Show every line that has the string "مولاناابوالحسن" in it.

___ RECORDS SHOWN ___

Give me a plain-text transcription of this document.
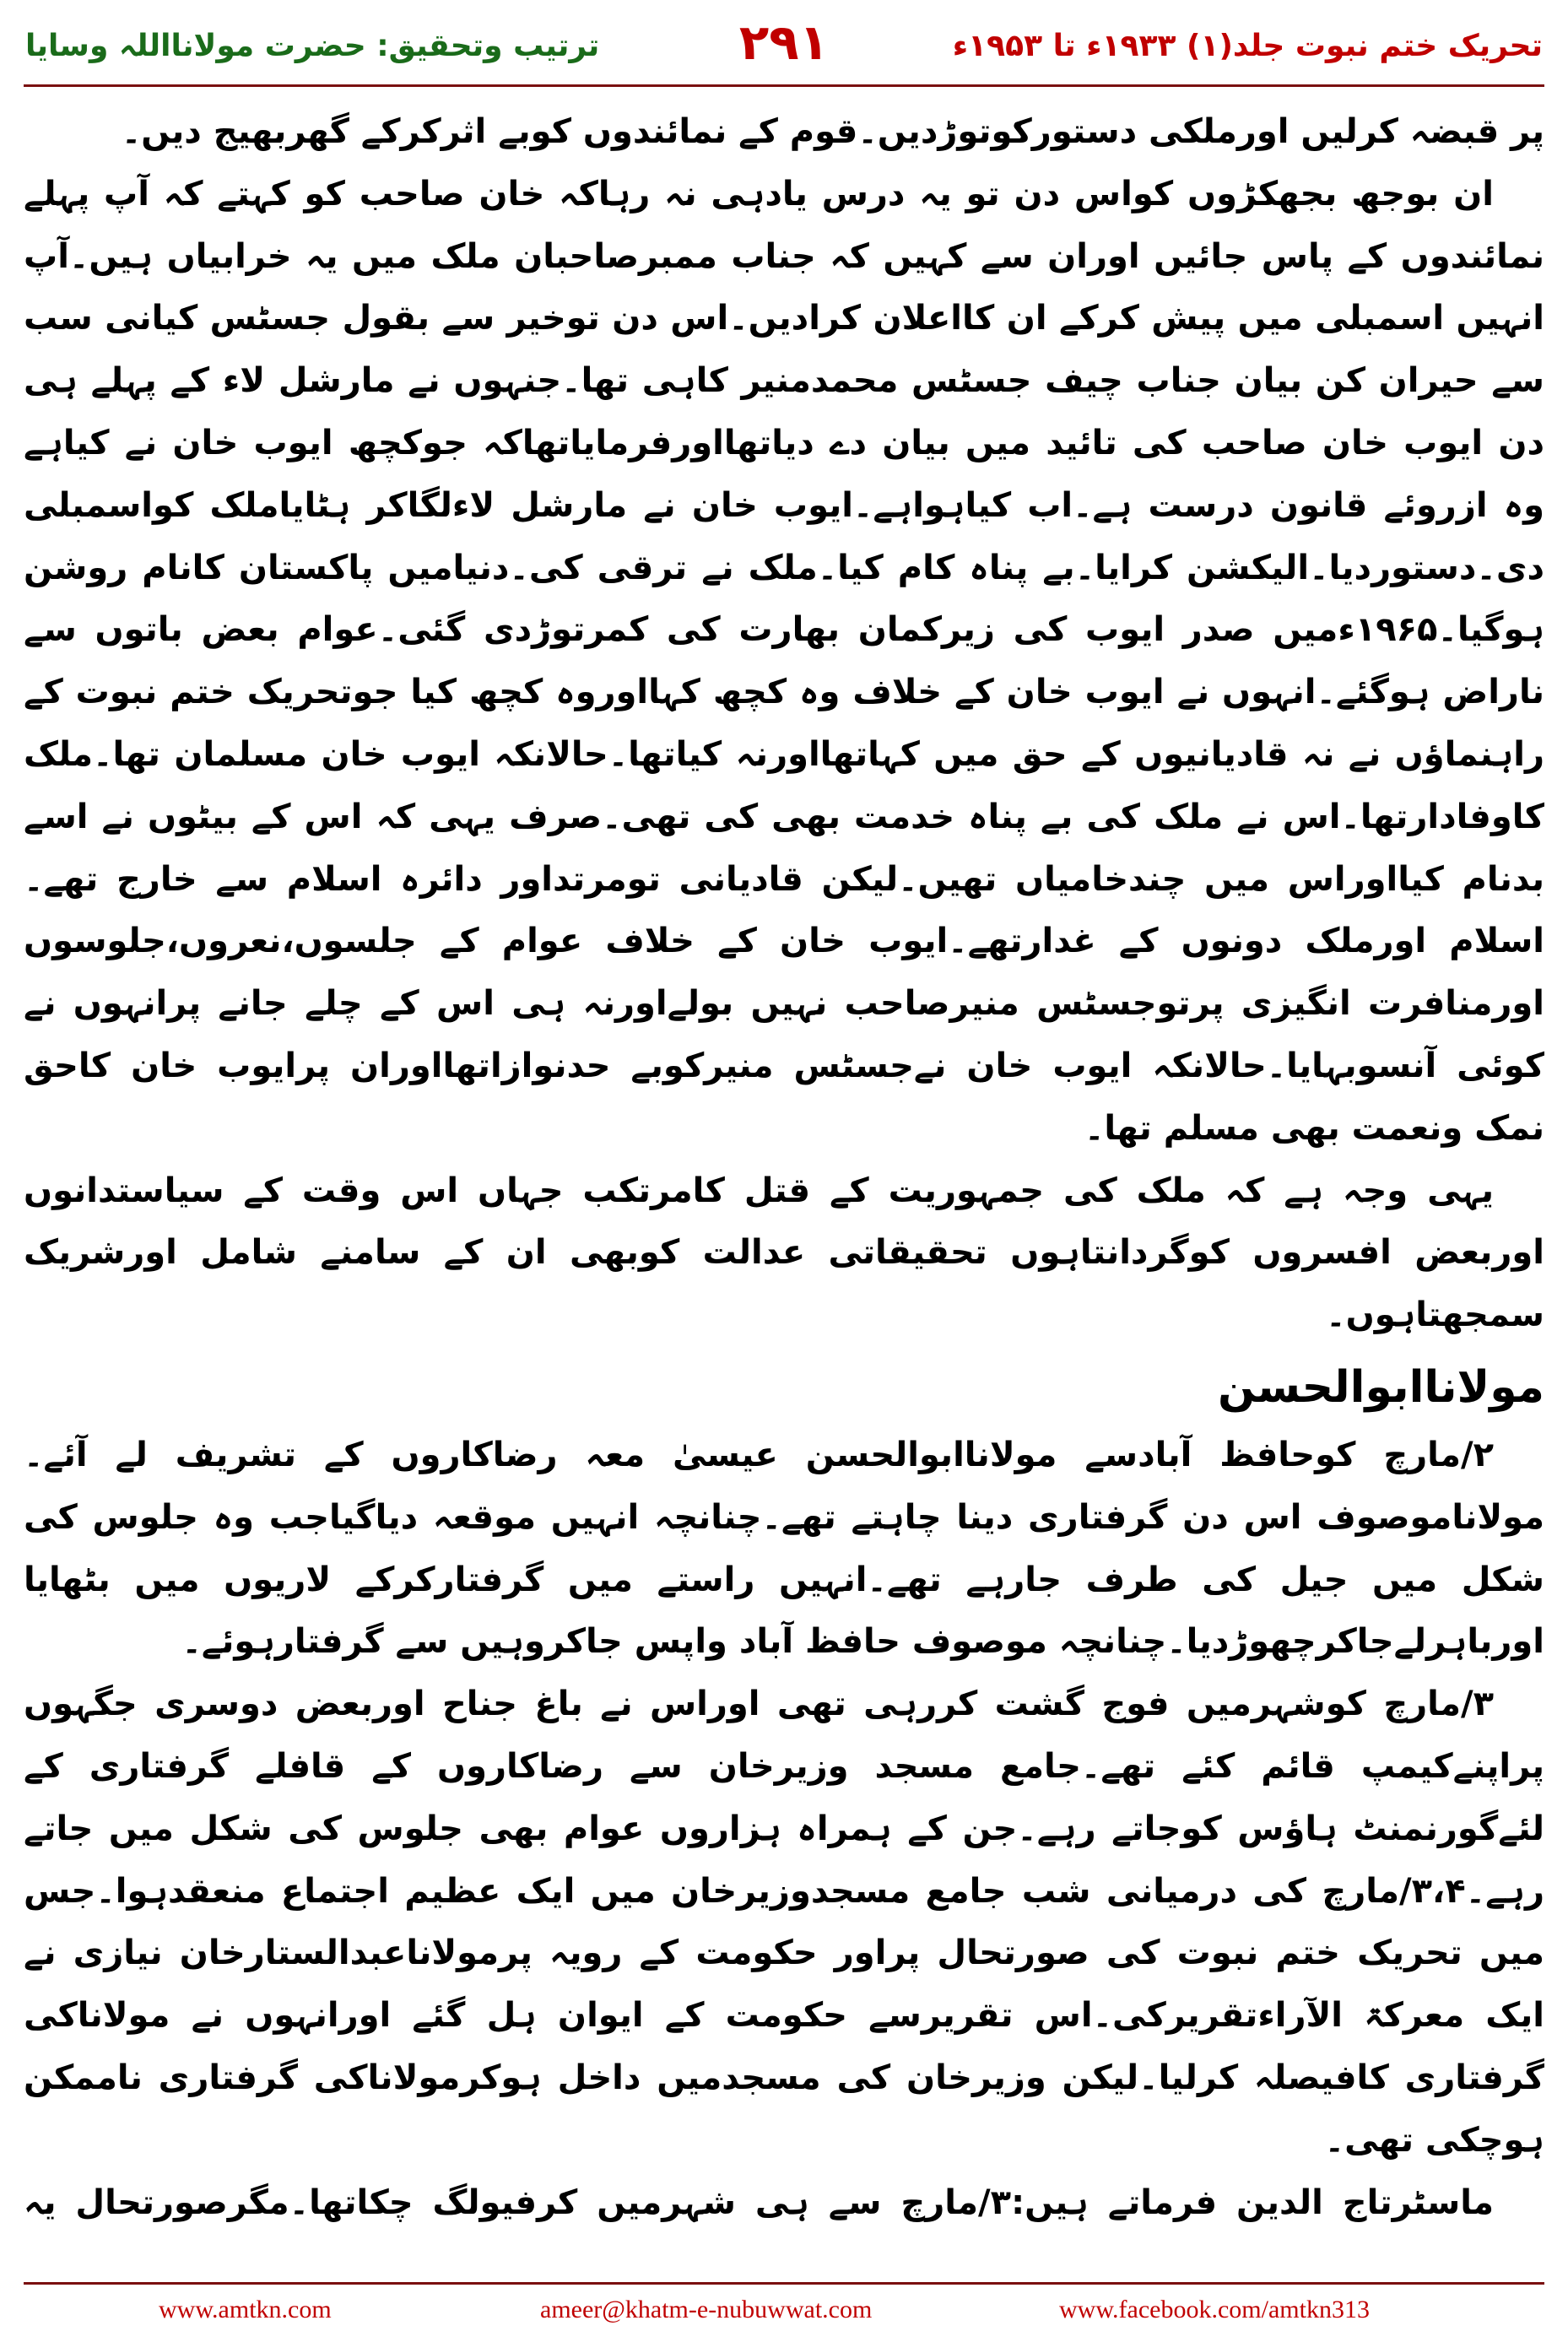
ترتیب وتحقیق: حضرت مولانااللہ وسایا	۲۹۱	تحریک ختم نبوت جلد(۱) ۱۹۳۳ء تا ۱۹۵۳ء

پر قبضہ کرلیں اورملکی دستورکوتوڑدیں۔قوم کے نمائندوں کوبے اثرکرکے گھربھیج دیں۔

ان بوجھ بجھکڑوں کواس دن تو یہ درس یادہی نہ رہاکہ خان صاحب کو کہتے کہ آپ پہلے نمائندوں کے پاس جائیں اوران سے کہیں کہ جناب ممبرصاحبان ملک میں یہ خرابیاں ہیں۔آپ انہیں اسمبلی میں پیش کرکے ان کااعلان کرادیں۔اس دن توخیر سے بقول جسٹس کیانی سب سے حیران کن بیان جناب چیف جسٹس محمدمنیر کاہی تھا۔جنہوں نے مارشل لاء کے پہلے ہی دن ایوب خان صاحب کی تائید میں بیان دے دیاتھااورفرمایاتھاکہ جوکچھ ایوب خان نے کیاہے وہ ازروئے قانون درست ہے۔اب کیاہواہے۔ایوب خان نے مارشل لاءلگاکر ہٹایاملک کواسمبلی دی۔دستوردیا۔الیکشن کرایا۔بے پناہ کام کیا۔ملک نے ترقی کی۔دنیامیں پاکستان کانام روشن ہوگیا۔۱۹۶۵ءمیں صدر ایوب کی زیرکمان بھارت کی کمرتوڑدی گئی۔عوام بعض باتوں سے ناراض ہوگئے۔انہوں نے ایوب خان کے خلاف وہ کچھ کہااوروہ کچھ کیا جوتحریک ختم نبوت کے راہنماؤں نے نہ قادیانیوں کے حق میں کہاتھااورنہ کیاتھا۔حالانکہ ایوب خان مسلمان تھا۔ملک کاوفادارتھا۔اس نے ملک کی بے پناہ خدمت بھی کی تھی۔صرف یہی کہ اس کے بیٹوں نے اسے بدنام کیااوراس میں چندخامیاں تھیں۔لیکن قادیانی تومرتداور دائرہ اسلام سے خارج تھے۔اسلام اورملک دونوں کے غدارتھے۔ایوب خان کے خلاف عوام کے جلسوں،نعروں،جلوسوں اورمنافرت انگیزی پرتوجسٹس منیرصاحب نہیں بولےاورنہ ہی اس کے چلے جانے پرانہوں نے کوئی آنسوبہایا۔حالانکہ ایوب خان نےجسٹس منیرکوبے حدنوازاتھااوران پرایوب خان کاحق نمک ونعمت بھی مسلم تھا۔

یہی وجہ ہے کہ ملک کی جمہوریت کے قتل کامرتکب جہاں اس وقت کے سیاستدانوں اوربعض افسروں کوگردانتاہوں تحقیقاتی عدالت کوبھی ان کے سامنے شامل اورشریک سمجھتاہوں۔

مولاناابوالحسن

۲/مارچ کوحافظ آبادسے مولاناابوالحسن عیسیٰ معہ رضاکاروں کے تشریف لے آئے۔مولاناموصوف اس دن گرفتاری دینا چاہتے تھے۔چنانچہ انہیں موقعہ دیاگیاجب وہ جلوس کی شکل میں جیل کی طرف جارہے تھے۔انہیں راستے میں گرفتارکرکے لاریوں میں بٹھایا اورباہرلےجاکرچھوڑدیا۔چنانچہ موصوف حافظ آباد واپس جاکروہیں سے گرفتارہوئے۔

۳/مارچ کوشہرمیں فوج گشت کررہی تھی اوراس نے باغ جناح اوربعض دوسری جگہوں پراپنےکیمپ قائم کئے تھے۔جامع مسجد وزیرخان سے رضاکاروں کے قافلے گرفتاری کے لئےگورنمنٹ ہاؤس کوجاتے رہے۔جن کے ہمراہ ہزاروں عوام بھی جلوس کی شکل میں جاتے رہے۔۳،۴/مارچ کی درمیانی شب جامع مسجدوزیرخان میں ایک عظیم اجتماع منعقدہوا۔جس میں تحریک ختم نبوت کی صورتحال پراور حکومت کے رویہ پرمولاناعبدالستارخان نیازی نے ایک معرکۃ الآراءتقریرکی۔اس تقریرسے حکومت کے ایوان ہل گئے اورانہوں نے مولاناکی گرفتاری کافیصلہ کرلیا۔لیکن وزیرخان کی مسجدمیں داخل ہوکرمولاناکی گرفتاری ناممکن ہوچکی تھی۔

ماسٹرتاج الدین فرماتے ہیں:۳/مارچ سے ہی شہرمیں کرفیولگ چکاتھا۔مگرصورتحال یہ

www.amtkn.com	ameer@khatm-e-nubuwwat.com	www.facebook.com/amtkn313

___

- [FULL RESPONSE]
مولاناابوالحسن
۲/مارچ کوحافظ آبادسے مولاناابوالحسن عیسیٰ معہ رضاکاروں کے تشریف لے آئے۔مولاناموصوف اس دن گرفتاری دینا چاہتے تھے۔چنانچہ انہیں موقعہ دیاگیاجب وہ جلوس کی شکل میں جیل کی طرف جارہے تھے۔انہیں راستے میں گرفتارکرکے لاریوں میں بٹھایا اورباہرلےجاکرچھوڑدیا۔چنانچہ موصوف حافظ آباد واپس جاکروہیں سے گرفتارہوئے۔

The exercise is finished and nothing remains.